Exercise instructions: Find the lines with the string "text" and return them.

Saved data entries

^^^^^^^^

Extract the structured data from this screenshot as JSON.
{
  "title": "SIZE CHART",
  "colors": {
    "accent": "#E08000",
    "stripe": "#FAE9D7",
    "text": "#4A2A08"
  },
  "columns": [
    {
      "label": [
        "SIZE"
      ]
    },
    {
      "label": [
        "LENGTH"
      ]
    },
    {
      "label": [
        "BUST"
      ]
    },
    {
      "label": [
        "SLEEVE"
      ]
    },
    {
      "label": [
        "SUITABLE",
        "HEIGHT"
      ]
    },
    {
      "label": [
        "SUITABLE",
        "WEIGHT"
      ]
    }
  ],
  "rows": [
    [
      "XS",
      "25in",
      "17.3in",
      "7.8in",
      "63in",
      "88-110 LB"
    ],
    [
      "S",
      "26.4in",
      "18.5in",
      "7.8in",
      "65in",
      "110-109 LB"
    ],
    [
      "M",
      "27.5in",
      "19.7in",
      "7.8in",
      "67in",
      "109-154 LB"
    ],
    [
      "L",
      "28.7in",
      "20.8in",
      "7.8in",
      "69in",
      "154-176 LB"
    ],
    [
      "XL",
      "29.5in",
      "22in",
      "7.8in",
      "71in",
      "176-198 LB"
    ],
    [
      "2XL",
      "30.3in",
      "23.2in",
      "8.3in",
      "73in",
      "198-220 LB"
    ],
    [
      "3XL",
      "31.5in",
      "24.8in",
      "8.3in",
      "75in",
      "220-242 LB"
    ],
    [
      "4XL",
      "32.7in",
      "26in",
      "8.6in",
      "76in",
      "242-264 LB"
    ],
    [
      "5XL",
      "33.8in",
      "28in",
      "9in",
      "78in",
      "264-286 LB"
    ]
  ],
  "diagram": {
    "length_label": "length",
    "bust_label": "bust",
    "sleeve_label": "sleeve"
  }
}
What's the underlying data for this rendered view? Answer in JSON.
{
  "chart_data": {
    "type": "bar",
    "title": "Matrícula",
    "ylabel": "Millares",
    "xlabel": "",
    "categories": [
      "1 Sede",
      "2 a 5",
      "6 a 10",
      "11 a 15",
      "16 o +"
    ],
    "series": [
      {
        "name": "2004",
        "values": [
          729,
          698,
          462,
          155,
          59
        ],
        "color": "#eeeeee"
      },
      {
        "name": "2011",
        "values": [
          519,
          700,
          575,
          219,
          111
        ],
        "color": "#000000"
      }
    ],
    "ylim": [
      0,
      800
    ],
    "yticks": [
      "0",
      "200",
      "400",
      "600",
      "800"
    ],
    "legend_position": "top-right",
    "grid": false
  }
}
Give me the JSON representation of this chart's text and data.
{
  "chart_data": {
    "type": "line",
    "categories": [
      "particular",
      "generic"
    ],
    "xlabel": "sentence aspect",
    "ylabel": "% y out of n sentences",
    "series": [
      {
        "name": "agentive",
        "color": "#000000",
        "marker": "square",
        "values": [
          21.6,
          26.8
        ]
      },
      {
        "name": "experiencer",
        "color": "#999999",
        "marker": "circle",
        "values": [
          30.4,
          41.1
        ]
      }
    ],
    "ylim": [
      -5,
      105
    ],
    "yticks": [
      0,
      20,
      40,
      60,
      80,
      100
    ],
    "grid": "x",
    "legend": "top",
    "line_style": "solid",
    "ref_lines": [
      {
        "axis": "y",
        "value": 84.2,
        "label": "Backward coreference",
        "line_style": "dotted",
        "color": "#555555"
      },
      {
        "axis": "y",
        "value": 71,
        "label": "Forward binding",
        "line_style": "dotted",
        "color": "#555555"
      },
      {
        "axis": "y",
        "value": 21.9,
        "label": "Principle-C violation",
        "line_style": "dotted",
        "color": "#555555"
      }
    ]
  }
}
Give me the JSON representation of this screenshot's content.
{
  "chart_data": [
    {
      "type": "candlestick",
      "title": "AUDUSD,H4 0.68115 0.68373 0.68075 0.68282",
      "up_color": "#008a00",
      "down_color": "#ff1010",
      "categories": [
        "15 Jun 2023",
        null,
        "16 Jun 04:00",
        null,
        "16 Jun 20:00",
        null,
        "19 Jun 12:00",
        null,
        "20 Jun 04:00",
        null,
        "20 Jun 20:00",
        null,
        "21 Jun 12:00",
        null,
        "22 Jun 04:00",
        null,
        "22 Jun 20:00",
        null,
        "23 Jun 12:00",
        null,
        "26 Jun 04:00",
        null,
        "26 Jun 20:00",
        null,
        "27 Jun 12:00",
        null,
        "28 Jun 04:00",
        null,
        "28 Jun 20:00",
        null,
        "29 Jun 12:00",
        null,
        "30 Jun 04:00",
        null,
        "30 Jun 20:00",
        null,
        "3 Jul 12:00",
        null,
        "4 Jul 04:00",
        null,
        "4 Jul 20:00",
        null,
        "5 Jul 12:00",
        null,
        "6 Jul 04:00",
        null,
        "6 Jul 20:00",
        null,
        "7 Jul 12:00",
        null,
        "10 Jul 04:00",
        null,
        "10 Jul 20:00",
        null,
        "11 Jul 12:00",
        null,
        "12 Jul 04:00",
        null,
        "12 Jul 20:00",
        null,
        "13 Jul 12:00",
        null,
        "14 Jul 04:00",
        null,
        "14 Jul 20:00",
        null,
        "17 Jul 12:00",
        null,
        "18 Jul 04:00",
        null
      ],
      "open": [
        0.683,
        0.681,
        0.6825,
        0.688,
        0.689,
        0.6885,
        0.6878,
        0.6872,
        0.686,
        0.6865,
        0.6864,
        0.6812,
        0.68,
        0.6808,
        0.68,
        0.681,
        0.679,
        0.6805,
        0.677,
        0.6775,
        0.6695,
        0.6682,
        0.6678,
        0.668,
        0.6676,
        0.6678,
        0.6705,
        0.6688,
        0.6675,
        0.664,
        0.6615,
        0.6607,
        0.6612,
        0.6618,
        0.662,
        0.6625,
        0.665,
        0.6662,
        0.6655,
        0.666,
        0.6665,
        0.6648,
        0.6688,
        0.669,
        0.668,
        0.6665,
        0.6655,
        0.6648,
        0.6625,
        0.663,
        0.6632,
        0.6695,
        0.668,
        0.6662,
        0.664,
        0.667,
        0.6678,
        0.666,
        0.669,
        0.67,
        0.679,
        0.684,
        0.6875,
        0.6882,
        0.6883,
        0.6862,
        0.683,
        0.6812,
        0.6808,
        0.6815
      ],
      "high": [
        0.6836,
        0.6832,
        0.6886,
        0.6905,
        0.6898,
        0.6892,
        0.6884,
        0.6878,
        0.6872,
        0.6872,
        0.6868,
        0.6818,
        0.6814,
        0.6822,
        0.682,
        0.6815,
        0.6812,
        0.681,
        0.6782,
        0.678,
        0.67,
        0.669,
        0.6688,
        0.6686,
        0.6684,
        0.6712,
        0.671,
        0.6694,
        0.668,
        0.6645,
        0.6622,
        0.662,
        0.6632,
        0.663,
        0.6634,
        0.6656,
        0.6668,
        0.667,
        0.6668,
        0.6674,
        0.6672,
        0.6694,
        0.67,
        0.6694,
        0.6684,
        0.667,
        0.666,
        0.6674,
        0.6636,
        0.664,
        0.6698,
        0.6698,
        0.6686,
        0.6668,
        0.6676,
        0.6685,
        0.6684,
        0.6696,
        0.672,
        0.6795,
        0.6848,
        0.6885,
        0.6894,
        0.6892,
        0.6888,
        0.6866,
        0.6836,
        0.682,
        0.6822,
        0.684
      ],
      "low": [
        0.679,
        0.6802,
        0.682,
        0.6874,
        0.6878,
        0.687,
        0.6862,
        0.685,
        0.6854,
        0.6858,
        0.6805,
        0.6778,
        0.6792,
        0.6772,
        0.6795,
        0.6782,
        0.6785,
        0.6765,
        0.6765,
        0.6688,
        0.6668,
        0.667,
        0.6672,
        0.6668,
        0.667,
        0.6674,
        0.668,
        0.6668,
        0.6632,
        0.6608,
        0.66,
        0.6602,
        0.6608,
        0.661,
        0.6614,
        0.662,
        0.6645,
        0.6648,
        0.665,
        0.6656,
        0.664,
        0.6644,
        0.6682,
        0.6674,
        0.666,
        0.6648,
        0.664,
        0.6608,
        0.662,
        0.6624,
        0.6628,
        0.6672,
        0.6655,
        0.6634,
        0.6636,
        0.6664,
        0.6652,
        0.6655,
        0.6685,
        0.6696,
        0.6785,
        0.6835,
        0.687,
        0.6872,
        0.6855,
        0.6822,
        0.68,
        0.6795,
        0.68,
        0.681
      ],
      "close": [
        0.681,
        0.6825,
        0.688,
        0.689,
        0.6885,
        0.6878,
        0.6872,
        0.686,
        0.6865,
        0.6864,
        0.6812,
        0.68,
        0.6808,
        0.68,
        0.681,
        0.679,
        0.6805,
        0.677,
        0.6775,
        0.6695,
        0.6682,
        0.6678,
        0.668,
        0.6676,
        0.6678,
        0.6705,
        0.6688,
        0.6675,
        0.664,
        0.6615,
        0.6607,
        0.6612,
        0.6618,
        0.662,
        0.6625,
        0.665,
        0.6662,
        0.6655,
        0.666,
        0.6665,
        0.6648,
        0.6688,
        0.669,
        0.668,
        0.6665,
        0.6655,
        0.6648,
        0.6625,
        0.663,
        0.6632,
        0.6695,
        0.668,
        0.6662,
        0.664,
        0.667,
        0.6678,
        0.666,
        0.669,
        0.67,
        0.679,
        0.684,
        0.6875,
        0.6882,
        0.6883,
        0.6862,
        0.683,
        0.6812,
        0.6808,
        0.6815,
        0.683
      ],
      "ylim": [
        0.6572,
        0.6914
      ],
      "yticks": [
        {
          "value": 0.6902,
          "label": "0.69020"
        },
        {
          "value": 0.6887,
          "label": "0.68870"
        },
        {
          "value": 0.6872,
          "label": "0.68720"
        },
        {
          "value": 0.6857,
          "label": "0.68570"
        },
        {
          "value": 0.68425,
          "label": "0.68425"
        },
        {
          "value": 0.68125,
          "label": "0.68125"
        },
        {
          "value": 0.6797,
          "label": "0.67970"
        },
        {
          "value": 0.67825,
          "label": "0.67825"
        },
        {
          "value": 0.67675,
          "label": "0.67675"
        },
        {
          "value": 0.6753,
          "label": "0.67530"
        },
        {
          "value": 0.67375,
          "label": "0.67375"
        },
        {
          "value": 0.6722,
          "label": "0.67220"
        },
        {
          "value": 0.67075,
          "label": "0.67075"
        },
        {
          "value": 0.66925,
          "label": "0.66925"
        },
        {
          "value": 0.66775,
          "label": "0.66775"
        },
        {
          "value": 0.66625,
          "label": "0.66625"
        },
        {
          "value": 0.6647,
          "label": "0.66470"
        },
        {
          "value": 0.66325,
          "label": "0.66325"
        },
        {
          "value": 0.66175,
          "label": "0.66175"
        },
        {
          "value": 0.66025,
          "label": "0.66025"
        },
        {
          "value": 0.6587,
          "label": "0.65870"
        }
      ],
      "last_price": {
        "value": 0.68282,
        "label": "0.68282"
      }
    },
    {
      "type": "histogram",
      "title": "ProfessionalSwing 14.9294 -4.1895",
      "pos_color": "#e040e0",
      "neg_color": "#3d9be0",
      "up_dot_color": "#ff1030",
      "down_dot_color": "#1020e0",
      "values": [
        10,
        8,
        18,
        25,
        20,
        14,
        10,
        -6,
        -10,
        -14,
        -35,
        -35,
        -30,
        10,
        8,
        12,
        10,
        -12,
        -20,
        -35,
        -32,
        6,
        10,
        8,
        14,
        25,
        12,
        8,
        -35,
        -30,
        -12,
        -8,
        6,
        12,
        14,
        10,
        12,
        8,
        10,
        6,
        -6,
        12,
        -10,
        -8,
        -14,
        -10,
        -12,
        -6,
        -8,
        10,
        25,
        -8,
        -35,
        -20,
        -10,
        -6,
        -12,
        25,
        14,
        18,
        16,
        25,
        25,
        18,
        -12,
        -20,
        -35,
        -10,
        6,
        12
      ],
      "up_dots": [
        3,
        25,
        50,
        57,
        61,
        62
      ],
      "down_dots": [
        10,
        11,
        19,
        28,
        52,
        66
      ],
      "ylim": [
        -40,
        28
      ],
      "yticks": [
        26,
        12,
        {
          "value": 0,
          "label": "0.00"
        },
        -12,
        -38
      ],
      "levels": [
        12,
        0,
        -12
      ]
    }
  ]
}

^^^^^^^^

Exercise answer:
    "text": "#4A2A08"
Give me the JSON representation of this chart's text and data.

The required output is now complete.